- _Input material_
++++++

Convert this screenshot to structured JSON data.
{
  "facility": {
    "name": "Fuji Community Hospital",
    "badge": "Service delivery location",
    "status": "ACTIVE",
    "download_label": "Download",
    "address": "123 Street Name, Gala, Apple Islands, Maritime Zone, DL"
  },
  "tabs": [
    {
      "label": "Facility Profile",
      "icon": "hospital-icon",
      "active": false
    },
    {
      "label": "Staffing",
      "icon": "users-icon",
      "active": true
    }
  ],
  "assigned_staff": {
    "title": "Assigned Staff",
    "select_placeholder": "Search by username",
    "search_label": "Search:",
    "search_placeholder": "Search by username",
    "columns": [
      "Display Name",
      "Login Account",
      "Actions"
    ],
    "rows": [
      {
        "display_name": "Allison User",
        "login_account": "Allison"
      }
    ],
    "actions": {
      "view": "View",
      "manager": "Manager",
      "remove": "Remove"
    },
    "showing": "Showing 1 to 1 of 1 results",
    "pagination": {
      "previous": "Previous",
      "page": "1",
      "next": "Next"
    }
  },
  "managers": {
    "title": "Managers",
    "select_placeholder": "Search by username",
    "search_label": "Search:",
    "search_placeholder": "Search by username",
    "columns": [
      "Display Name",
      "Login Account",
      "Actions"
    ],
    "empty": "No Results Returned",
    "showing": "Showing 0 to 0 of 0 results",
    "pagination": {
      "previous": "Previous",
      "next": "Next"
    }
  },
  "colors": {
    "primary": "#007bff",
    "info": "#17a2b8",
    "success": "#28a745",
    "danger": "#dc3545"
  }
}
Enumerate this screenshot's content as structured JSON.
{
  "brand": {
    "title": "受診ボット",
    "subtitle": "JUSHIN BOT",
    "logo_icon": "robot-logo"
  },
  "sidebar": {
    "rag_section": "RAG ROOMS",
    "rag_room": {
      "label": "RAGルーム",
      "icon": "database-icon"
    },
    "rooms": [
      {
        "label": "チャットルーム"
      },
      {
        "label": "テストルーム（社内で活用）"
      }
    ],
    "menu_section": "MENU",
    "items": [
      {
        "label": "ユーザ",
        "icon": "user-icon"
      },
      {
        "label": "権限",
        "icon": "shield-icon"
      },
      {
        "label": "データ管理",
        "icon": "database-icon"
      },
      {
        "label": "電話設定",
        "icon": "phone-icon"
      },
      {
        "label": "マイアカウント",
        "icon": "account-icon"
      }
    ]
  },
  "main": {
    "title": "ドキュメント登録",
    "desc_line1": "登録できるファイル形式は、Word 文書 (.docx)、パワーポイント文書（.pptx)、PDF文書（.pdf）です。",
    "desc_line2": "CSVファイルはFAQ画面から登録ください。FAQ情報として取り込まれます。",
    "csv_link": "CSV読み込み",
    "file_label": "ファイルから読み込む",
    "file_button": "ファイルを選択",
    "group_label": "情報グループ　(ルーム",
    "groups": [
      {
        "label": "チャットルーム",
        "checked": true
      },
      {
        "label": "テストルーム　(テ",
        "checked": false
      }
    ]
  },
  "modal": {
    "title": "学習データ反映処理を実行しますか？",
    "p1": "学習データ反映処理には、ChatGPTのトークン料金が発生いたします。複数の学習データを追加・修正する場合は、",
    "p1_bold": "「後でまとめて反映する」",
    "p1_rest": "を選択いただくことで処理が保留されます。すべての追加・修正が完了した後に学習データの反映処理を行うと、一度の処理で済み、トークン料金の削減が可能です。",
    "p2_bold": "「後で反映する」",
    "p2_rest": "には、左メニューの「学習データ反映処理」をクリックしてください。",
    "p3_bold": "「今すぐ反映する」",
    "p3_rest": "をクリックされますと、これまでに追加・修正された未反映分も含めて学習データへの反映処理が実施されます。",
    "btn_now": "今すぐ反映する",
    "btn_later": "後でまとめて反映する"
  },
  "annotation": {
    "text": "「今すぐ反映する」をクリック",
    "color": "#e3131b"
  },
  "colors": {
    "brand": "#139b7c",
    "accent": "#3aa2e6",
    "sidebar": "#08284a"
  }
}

++++++

Work through the records line by line and tally those with the word "JSON". Report only the total.

- _Answer to the problem_
2